Only lines with the string "Class" matter here; gather them from the material below.

↓↓↓

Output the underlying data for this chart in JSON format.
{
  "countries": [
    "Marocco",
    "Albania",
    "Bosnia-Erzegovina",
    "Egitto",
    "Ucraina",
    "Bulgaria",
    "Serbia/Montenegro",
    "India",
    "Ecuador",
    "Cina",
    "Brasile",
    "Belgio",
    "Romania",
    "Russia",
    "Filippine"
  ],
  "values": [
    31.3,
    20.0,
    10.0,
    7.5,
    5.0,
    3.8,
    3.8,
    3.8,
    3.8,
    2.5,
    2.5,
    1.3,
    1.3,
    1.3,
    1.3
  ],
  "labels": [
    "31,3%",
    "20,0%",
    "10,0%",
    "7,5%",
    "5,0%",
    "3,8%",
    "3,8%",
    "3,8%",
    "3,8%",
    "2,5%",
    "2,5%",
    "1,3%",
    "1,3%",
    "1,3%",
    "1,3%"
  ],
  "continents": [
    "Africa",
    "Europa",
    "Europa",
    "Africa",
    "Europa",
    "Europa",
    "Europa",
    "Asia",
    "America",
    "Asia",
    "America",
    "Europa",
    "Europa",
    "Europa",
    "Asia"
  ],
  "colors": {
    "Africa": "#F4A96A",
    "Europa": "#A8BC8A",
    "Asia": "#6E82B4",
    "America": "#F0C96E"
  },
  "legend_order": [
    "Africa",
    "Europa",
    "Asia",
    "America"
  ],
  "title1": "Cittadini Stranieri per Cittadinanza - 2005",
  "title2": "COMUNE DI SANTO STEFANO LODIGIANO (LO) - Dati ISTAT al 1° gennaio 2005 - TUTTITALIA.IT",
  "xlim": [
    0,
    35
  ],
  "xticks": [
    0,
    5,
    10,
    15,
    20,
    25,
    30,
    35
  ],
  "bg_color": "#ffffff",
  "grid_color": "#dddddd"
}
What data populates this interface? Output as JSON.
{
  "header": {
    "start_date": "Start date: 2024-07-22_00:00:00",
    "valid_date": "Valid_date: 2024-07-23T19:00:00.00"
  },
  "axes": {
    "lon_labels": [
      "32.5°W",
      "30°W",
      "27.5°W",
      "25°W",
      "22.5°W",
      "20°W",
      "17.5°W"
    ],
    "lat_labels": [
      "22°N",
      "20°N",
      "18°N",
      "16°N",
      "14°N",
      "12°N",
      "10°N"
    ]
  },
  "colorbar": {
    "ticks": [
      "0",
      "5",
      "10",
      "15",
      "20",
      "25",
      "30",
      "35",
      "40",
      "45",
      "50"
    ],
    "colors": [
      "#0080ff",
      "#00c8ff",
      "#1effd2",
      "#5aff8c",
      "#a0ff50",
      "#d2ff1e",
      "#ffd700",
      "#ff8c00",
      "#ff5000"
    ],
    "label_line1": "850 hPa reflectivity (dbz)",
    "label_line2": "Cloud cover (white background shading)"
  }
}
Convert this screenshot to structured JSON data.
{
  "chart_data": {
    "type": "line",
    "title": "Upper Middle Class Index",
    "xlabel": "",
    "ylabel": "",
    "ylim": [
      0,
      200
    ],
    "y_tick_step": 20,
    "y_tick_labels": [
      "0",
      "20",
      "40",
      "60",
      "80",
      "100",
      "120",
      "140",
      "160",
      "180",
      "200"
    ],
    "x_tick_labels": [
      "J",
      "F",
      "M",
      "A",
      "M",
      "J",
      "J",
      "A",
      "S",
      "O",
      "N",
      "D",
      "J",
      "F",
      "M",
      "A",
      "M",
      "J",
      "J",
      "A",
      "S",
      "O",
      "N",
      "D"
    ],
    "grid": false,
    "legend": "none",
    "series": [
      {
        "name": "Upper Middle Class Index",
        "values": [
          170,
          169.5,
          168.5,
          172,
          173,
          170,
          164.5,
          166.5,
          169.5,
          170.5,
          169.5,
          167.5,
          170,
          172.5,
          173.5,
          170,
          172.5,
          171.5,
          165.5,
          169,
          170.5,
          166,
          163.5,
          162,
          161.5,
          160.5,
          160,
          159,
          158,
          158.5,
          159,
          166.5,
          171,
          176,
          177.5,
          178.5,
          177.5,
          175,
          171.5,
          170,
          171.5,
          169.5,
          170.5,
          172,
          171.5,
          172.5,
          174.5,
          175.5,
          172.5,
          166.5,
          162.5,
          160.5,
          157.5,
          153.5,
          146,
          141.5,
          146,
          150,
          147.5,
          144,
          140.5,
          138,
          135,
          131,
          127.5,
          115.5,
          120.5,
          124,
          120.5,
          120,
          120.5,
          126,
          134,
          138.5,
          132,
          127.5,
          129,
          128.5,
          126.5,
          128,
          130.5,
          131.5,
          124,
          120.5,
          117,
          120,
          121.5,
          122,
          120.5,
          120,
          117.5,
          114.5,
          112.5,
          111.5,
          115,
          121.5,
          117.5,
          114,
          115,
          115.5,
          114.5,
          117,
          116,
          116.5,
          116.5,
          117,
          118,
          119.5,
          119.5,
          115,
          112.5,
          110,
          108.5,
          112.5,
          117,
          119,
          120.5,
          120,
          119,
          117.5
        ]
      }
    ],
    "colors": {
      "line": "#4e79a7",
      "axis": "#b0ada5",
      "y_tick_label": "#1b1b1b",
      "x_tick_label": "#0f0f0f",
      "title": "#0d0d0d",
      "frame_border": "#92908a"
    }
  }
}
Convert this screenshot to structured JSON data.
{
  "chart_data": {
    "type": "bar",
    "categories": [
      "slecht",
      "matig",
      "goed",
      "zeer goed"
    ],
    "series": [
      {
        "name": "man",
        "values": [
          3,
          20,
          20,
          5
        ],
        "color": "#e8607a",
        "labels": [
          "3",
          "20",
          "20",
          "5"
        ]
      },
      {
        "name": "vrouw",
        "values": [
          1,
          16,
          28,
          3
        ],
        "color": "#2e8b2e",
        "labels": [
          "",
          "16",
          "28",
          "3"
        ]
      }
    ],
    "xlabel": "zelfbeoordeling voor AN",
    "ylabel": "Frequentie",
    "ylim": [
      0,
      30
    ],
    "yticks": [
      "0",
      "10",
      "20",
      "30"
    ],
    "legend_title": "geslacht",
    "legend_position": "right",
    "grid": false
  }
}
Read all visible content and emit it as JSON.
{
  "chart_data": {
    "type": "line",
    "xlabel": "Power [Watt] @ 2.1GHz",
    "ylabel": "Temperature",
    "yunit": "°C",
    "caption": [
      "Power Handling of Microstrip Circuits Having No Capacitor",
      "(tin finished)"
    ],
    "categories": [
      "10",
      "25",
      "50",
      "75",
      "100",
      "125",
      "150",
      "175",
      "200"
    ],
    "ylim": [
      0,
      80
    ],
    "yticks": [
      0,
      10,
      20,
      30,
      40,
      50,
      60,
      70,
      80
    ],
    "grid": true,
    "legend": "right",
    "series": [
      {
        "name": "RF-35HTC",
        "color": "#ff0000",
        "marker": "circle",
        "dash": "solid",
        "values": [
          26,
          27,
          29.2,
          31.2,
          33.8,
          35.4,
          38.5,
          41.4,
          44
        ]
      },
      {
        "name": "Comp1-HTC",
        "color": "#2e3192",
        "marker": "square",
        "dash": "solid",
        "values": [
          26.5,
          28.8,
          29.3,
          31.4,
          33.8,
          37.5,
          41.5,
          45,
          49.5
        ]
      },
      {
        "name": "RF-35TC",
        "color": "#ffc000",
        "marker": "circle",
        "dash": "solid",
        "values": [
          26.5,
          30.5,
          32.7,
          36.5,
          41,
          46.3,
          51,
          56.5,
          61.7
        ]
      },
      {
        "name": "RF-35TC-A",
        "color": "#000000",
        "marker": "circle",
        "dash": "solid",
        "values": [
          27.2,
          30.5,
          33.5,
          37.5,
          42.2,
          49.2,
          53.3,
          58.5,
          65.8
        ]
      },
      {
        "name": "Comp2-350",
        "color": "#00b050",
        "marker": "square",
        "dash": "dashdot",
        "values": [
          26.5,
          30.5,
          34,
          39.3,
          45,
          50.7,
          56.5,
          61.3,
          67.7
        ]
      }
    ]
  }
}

↑↑↑

Full solution:
    "title": "Upper Middle Class Index",
        "name": "Upper Middle Class Index",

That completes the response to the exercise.